» **Stored items**:

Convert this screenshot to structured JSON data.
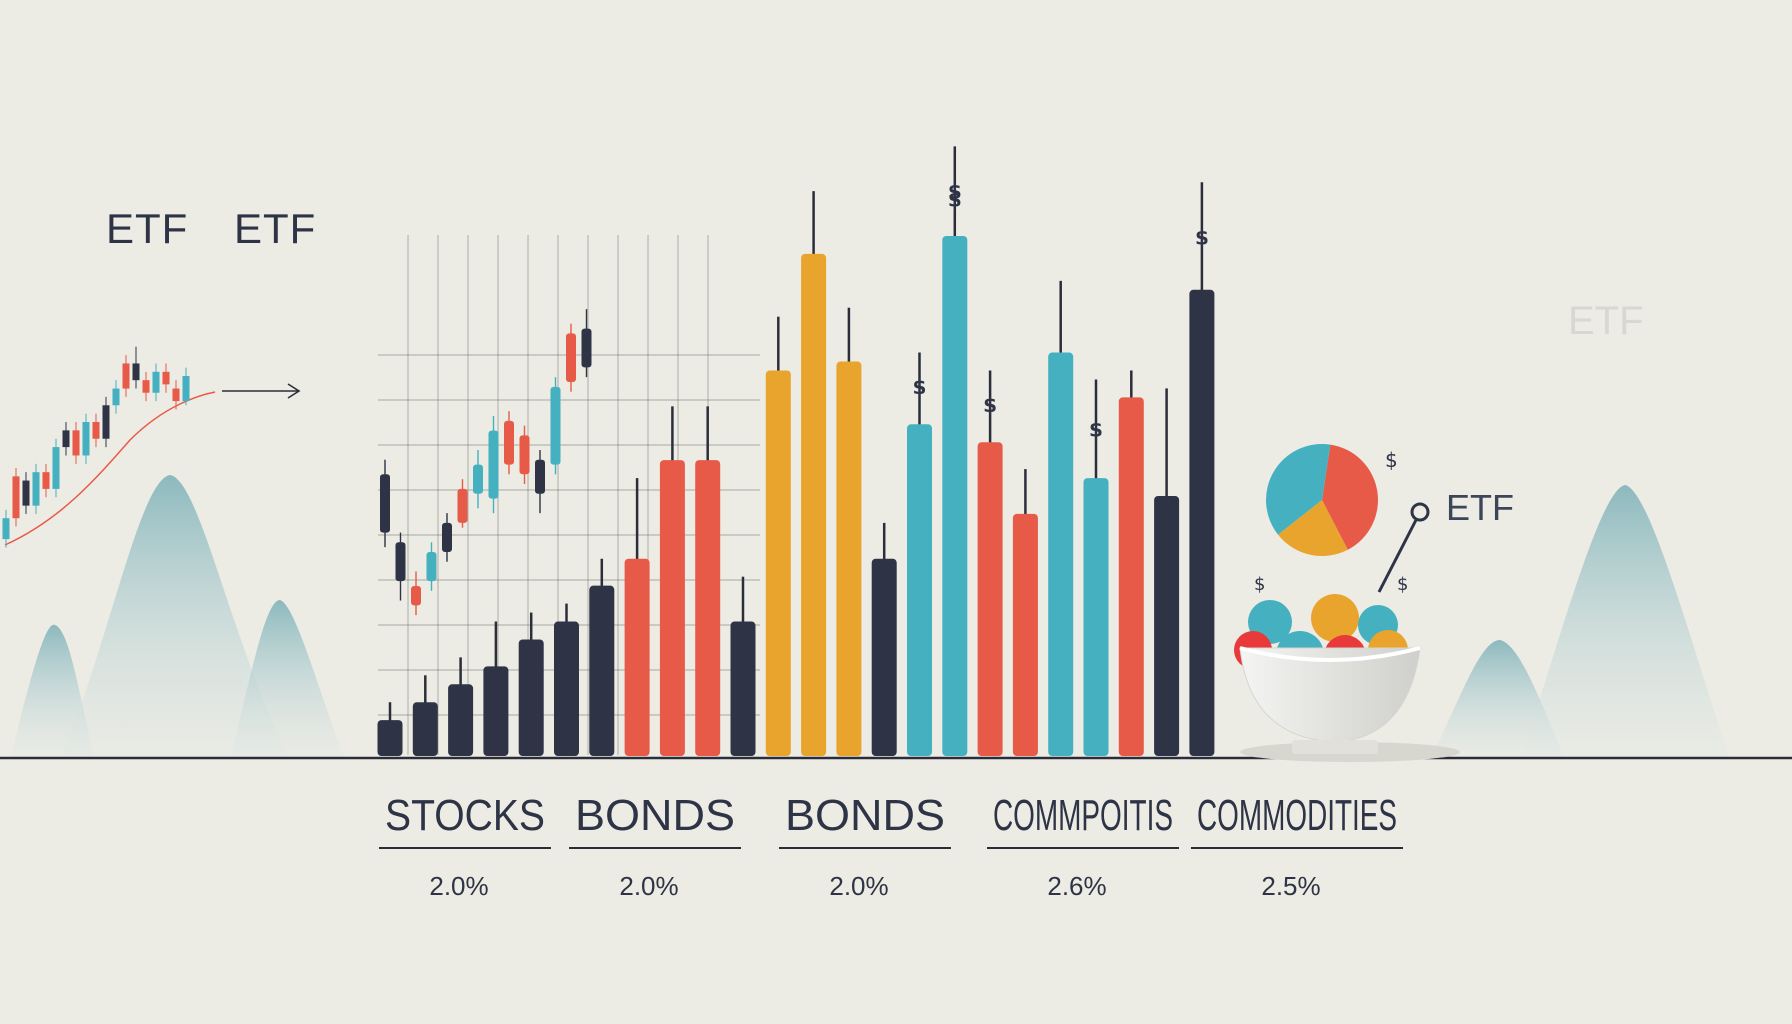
{
  "labels": {
    "etf_left_1": "ETF",
    "etf_left_2": "ETF",
    "etf_right_faded": "ETF",
    "etf_pie": "ETF",
    "dollar_signs": [
      "$",
      "$",
      "$",
      "$",
      "$",
      "$",
      "$",
      "$",
      "$"
    ]
  },
  "colors": {
    "background": "#ecebe4",
    "navy": "#2e3446",
    "red": "#e85a48",
    "orange": "#e9a42d",
    "teal": "#45b1c0",
    "mountain": "#9cc2c6",
    "baseline": "#2b2e3a"
  },
  "chart_data": {
    "type": "bar",
    "x_labels": [
      "STOCKS",
      "BONDS",
      "BONDS",
      "COMMPOITIS",
      "COMMODITIES"
    ],
    "percent_labels": [
      "2.0%",
      "2.0%",
      "2.0%",
      "2.6%",
      "2.5%"
    ],
    "bars": [
      {
        "color": "navy",
        "value": 4,
        "wick": 2
      },
      {
        "color": "navy",
        "value": 6,
        "wick": 3
      },
      {
        "color": "navy",
        "value": 8,
        "wick": 3
      },
      {
        "color": "navy",
        "value": 10,
        "wick": 5
      },
      {
        "color": "navy",
        "value": 13,
        "wick": 3
      },
      {
        "color": "navy",
        "value": 15,
        "wick": 2
      },
      {
        "color": "navy",
        "value": 19,
        "wick": 3
      },
      {
        "color": "red",
        "value": 22,
        "wick": 9
      },
      {
        "color": "red",
        "value": 33,
        "wick": 6
      },
      {
        "color": "red",
        "value": 33,
        "wick": 6
      },
      {
        "color": "navy",
        "value": 15,
        "wick": 5
      },
      {
        "color": "orange",
        "value": 43,
        "wick": 6
      },
      {
        "color": "orange",
        "value": 56,
        "wick": 7
      },
      {
        "color": "orange",
        "value": 44,
        "wick": 6
      },
      {
        "color": "navy",
        "value": 22,
        "wick": 4
      },
      {
        "color": "teal",
        "value": 37,
        "wick": 8,
        "dollar": true
      },
      {
        "color": "teal",
        "value": 58,
        "wick": 10,
        "dollar": true
      },
      {
        "color": "red",
        "value": 35,
        "wick": 8,
        "dollar": true
      },
      {
        "color": "red",
        "value": 27,
        "wick": 5
      },
      {
        "color": "teal",
        "value": 45,
        "wick": 8
      },
      {
        "color": "teal",
        "value": 31,
        "wick": 11,
        "dollar": true
      },
      {
        "color": "red",
        "value": 40,
        "wick": 3
      },
      {
        "color": "navy",
        "value": 29,
        "wick": 12
      },
      {
        "color": "navy",
        "value": 52,
        "wick": 12,
        "dollar": true
      }
    ],
    "candles_main": [
      {
        "o": 60,
        "c": 48,
        "h": 63,
        "l": 45
      },
      {
        "o": 46,
        "c": 38,
        "h": 48,
        "l": 34
      },
      {
        "o": 37,
        "c": 33,
        "h": 40,
        "l": 31
      },
      {
        "o": 38,
        "c": 44,
        "h": 46,
        "l": 36
      },
      {
        "o": 44,
        "c": 50,
        "h": 52,
        "l": 42
      },
      {
        "o": 50,
        "c": 57,
        "h": 59,
        "l": 49
      },
      {
        "o": 56,
        "c": 62,
        "h": 65,
        "l": 53
      },
      {
        "o": 55,
        "c": 69,
        "h": 72,
        "l": 52
      },
      {
        "o": 71,
        "c": 62,
        "h": 73,
        "l": 60
      },
      {
        "o": 68,
        "c": 60,
        "h": 70,
        "l": 58
      },
      {
        "o": 63,
        "c": 56,
        "h": 65,
        "l": 52
      },
      {
        "o": 62,
        "c": 78,
        "h": 80,
        "l": 60
      },
      {
        "o": 79,
        "c": 89,
        "h": 91,
        "l": 77
      },
      {
        "o": 90,
        "c": 82,
        "h": 94,
        "l": 80
      }
    ],
    "candles_small": [
      {
        "o": 50,
        "c": 55,
        "h": 57,
        "l": 48
      },
      {
        "o": 55,
        "c": 65,
        "h": 67,
        "l": 53
      },
      {
        "o": 64,
        "c": 58,
        "h": 66,
        "l": 56
      },
      {
        "o": 58,
        "c": 66,
        "h": 68,
        "l": 56
      },
      {
        "o": 66,
        "c": 62,
        "h": 68,
        "l": 60
      },
      {
        "o": 62,
        "c": 72,
        "h": 74,
        "l": 60
      },
      {
        "o": 72,
        "c": 76,
        "h": 78,
        "l": 70
      },
      {
        "o": 76,
        "c": 70,
        "h": 78,
        "l": 68
      },
      {
        "o": 70,
        "c": 78,
        "h": 80,
        "l": 68
      },
      {
        "o": 78,
        "c": 74,
        "h": 80,
        "l": 72
      },
      {
        "o": 74,
        "c": 82,
        "h": 84,
        "l": 72
      },
      {
        "o": 82,
        "c": 86,
        "h": 88,
        "l": 80
      },
      {
        "o": 86,
        "c": 92,
        "h": 94,
        "l": 84
      },
      {
        "o": 92,
        "c": 88,
        "h": 96,
        "l": 86
      },
      {
        "o": 88,
        "c": 85,
        "h": 90,
        "l": 83
      },
      {
        "o": 85,
        "c": 90,
        "h": 92,
        "l": 83
      },
      {
        "o": 90,
        "c": 87,
        "h": 92,
        "l": 85
      },
      {
        "o": 86,
        "c": 83,
        "h": 88,
        "l": 81
      },
      {
        "o": 83,
        "c": 89,
        "h": 91,
        "l": 82
      }
    ],
    "pie": [
      {
        "color": "red",
        "value": 40
      },
      {
        "color": "orange",
        "value": 22
      },
      {
        "color": "teal",
        "value": 38
      }
    ]
  }
}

» **Exercise directions**:
Write out all the records again, exactly, minus any pictures.

» **Answer to this task**:
Convert this screenshot to structured JSON data.
{
  "labels": {
    "etf_left_1": "ETF",
    "etf_left_2": "ETF",
    "etf_right_faded": "ETF",
    "etf_pie": "ETF",
    "dollar_signs": [
      "$",
      "$",
      "$",
      "$",
      "$",
      "$",
      "$",
      "$",
      "$"
    ]
  },
  "colors": {
    "background": "#ecebe4",
    "navy": "#2e3446",
    "red": "#e85a48",
    "orange": "#e9a42d",
    "teal": "#45b1c0",
    "mountain": "#9cc2c6",
    "baseline": "#2b2e3a"
  },
  "chart_data": {
    "type": "bar",
    "x_labels": [
      "STOCKS",
      "BONDS",
      "BONDS",
      "COMMPOITIS",
      "COMMODITIES"
    ],
    "percent_labels": [
      "2.0%",
      "2.0%",
      "2.0%",
      "2.6%",
      "2.5%"
    ],
    "bars": [
      {
        "color": "navy",
        "value": 4,
        "wick": 2
      },
      {
        "color": "navy",
        "value": 6,
        "wick": 3
      },
      {
        "color": "navy",
        "value": 8,
        "wick": 3
      },
      {
        "color": "navy",
        "value": 10,
        "wick": 5
      },
      {
        "color": "navy",
        "value": 13,
        "wick": 3
      },
      {
        "color": "navy",
        "value": 15,
        "wick": 2
      },
      {
        "color": "navy",
        "value": 19,
        "wick": 3
      },
      {
        "color": "red",
        "value": 22,
        "wick": 9
      },
      {
        "color": "red",
        "value": 33,
        "wick": 6
      },
      {
        "color": "red",
        "value": 33,
        "wick": 6
      },
      {
        "color": "navy",
        "value": 15,
        "wick": 5
      },
      {
        "color": "orange",
        "value": 43,
        "wick": 6
      },
      {
        "color": "orange",
        "value": 56,
        "wick": 7
      },
      {
        "color": "orange",
        "value": 44,
        "wick": 6
      },
      {
        "color": "navy",
        "value": 22,
        "wick": 4
      },
      {
        "color": "teal",
        "value": 37,
        "wick": 8,
        "dollar": true
      },
      {
        "color": "teal",
        "value": 58,
        "wick": 10,
        "dollar": true
      },
      {
        "color": "red",
        "value": 35,
        "wick": 8,
        "dollar": true
      },
      {
        "color": "red",
        "value": 27,
        "wick": 5
      },
      {
        "color": "teal",
        "value": 45,
        "wick": 8
      },
      {
        "color": "teal",
        "value": 31,
        "wick": 11,
        "dollar": true
      },
      {
        "color": "red",
        "value": 40,
        "wick": 3
      },
      {
        "color": "navy",
        "value": 29,
        "wick": 12
      },
      {
        "color": "navy",
        "value": 52,
        "wick": 12,
        "dollar": true
      }
    ],
    "candles_main": [
      {
        "o": 60,
        "c": 48,
        "h": 63,
        "l": 45
      },
      {
        "o": 46,
        "c": 38,
        "h": 48,
        "l": 34
      },
      {
        "o": 37,
        "c": 33,
        "h": 40,
        "l": 31
      },
      {
        "o": 38,
        "c": 44,
        "h": 46,
        "l": 36
      },
      {
        "o": 44,
        "c": 50,
        "h": 52,
        "l": 42
      },
      {
        "o": 50,
        "c": 57,
        "h": 59,
        "l": 49
      },
      {
        "o": 56,
        "c": 62,
        "h": 65,
        "l": 53
      },
      {
        "o": 55,
        "c": 69,
        "h": 72,
        "l": 52
      },
      {
        "o": 71,
        "c": 62,
        "h": 73,
        "l": 60
      },
      {
        "o": 68,
        "c": 60,
        "h": 70,
        "l": 58
      },
      {
        "o": 63,
        "c": 56,
        "h": 65,
        "l": 52
      },
      {
        "o": 62,
        "c": 78,
        "h": 80,
        "l": 60
      },
      {
        "o": 79,
        "c": 89,
        "h": 91,
        "l": 77
      },
      {
        "o": 90,
        "c": 82,
        "h": 94,
        "l": 80
      }
    ],
    "candles_small": [
      {
        "o": 50,
        "c": 55,
        "h": 57,
        "l": 48
      },
      {
        "o": 55,
        "c": 65,
        "h": 67,
        "l": 53
      },
      {
        "o": 64,
        "c": 58,
        "h": 66,
        "l": 56
      },
      {
        "o": 58,
        "c": 66,
        "h": 68,
        "l": 56
      },
      {
        "o": 66,
        "c": 62,
        "h": 68,
        "l": 60
      },
      {
        "o": 62,
        "c": 72,
        "h": 74,
        "l": 60
      },
      {
        "o": 72,
        "c": 76,
        "h": 78,
        "l": 70
      },
      {
        "o": 76,
        "c": 70,
        "h": 78,
        "l": 68
      },
      {
        "o": 70,
        "c": 78,
        "h": 80,
        "l": 68
      },
      {
        "o": 78,
        "c": 74,
        "h": 80,
        "l": 72
      },
      {
        "o": 74,
        "c": 82,
        "h": 84,
        "l": 72
      },
      {
        "o": 82,
        "c": 86,
        "h": 88,
        "l": 80
      },
      {
        "o": 86,
        "c": 92,
        "h": 94,
        "l": 84
      },
      {
        "o": 92,
        "c": 88,
        "h": 96,
        "l": 86
      },
      {
        "o": 88,
        "c": 85,
        "h": 90,
        "l": 83
      },
      {
        "o": 85,
        "c": 90,
        "h": 92,
        "l": 83
      },
      {
        "o": 90,
        "c": 87,
        "h": 92,
        "l": 85
      },
      {
        "o": 86,
        "c": 83,
        "h": 88,
        "l": 81
      },
      {
        "o": 83,
        "c": 89,
        "h": 91,
        "l": 82
      }
    ],
    "pie": [
      {
        "color": "red",
        "value": 40
      },
      {
        "color": "orange",
        "value": 22
      },
      {
        "color": "teal",
        "value": 38
      }
    ]
  }
}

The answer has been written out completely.